Furthermore, of the many heinously evils outcome s of that Islamic “revolution” is the extremely cruel, brutal and demonic misogyny of this hideous Islamic regime. Not only against women but even young girls. As explained by a former Iranian Revolutionary Guard member who defected to the West and how now lives in America his book also informs the reader about the malicious and murderous affront girls in Iran’s Evin prison which reads that those in power ,the “paraded teenage girls in front in front of me as they led them to their deaths. These girls were barely out of their childhood, barely old enough to think of themselves, much less form thoughts against the state. They knew nothing about the machinations of politics. They were innocent in every sense of the word and certainty innocent of trumped –up charges that led to their imprisonment. Yet they suffered fates too brutal for even the most vicious criminal. ..Their few remaining moments of life had been filled with the level of abuse that few can imagine…The author further states “They tortured and killed young girls, in God’s name and before their execution they raped them because they believed that if a girl dies virgin, she will go to heaven, and they wanted to deny them this reward.” [2]
This is as malice -filled and viciously wicked as can possibly be. This, very much, reflects the Wisdom found in the Bible which reads “All the days of the oppressed are wretched.” Proverbs 15:15. [N.I.V.]
[1] ISLAM THE HOUSE I LEFT BEHIND by Daniel Shayesteh . Pages 90, 91
[2] A TIME TO BETRAY by Reza Kahlili. Pages 2,3. 117.

-*-*-

### TASK INSTRUCTIONS
Render the sentence "They knew nothing about the machinations of politics." from the provided text in Spanish.

[Records excerpted from a collection]
-*-*-

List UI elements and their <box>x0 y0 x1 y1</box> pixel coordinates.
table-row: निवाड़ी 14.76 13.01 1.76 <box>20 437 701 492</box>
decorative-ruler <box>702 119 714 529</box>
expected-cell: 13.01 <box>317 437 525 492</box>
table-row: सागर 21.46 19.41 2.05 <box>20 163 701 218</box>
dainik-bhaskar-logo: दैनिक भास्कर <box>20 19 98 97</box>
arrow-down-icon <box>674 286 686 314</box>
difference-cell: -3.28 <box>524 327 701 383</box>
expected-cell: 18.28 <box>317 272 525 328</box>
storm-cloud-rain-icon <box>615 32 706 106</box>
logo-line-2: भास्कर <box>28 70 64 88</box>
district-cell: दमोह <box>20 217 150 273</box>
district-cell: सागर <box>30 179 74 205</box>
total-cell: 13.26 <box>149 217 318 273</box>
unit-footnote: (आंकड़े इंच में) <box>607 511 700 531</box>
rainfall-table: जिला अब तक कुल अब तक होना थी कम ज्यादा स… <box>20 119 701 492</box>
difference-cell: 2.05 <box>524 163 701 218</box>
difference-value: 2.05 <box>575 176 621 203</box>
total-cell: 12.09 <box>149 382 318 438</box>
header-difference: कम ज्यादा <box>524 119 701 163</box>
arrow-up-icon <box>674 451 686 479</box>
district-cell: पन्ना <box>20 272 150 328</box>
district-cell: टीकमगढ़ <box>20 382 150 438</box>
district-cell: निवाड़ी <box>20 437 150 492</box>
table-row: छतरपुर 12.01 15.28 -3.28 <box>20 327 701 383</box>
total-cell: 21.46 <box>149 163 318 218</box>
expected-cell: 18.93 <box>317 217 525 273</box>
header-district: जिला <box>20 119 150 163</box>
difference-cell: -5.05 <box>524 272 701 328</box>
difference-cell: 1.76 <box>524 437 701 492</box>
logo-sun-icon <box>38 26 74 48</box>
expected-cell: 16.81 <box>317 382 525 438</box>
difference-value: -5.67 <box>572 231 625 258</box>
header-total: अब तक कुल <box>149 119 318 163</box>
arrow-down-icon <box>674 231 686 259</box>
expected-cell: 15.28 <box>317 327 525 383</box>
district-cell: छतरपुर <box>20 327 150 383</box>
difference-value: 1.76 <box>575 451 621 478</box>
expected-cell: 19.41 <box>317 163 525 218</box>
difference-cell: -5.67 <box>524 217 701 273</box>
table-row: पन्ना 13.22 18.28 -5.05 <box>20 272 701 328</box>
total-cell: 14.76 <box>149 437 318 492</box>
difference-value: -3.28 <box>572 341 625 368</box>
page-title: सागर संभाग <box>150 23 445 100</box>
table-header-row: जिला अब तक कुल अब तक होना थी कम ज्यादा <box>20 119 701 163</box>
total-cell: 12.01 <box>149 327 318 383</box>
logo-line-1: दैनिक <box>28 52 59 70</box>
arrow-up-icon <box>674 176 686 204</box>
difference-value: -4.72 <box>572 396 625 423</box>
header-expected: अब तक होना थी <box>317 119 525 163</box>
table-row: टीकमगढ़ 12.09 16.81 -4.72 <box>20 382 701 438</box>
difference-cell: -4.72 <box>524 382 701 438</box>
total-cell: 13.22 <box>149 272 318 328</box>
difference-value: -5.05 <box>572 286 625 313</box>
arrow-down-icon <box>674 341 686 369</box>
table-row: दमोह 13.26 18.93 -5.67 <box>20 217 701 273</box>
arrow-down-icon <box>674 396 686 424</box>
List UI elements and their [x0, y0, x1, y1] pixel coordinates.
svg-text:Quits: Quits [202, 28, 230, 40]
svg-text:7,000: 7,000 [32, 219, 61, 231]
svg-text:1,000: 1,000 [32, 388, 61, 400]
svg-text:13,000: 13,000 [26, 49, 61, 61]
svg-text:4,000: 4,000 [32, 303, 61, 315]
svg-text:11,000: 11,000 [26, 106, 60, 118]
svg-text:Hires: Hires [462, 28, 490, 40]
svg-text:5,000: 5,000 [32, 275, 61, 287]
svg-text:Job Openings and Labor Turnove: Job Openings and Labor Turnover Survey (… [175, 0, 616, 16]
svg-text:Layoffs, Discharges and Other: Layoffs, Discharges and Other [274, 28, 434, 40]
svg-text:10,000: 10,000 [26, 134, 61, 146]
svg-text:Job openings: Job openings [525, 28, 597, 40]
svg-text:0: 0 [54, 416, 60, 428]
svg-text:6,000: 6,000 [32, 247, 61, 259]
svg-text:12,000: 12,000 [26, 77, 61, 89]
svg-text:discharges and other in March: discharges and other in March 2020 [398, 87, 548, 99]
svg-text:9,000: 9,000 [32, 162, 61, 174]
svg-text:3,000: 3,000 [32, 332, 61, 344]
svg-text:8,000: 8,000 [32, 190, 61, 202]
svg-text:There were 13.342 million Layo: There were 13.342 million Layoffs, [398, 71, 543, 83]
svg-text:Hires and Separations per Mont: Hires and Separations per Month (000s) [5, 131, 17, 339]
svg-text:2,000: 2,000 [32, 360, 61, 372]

-*-*-

### YOUR RESPONSE
No sabían nada de las maquinaciones de la política.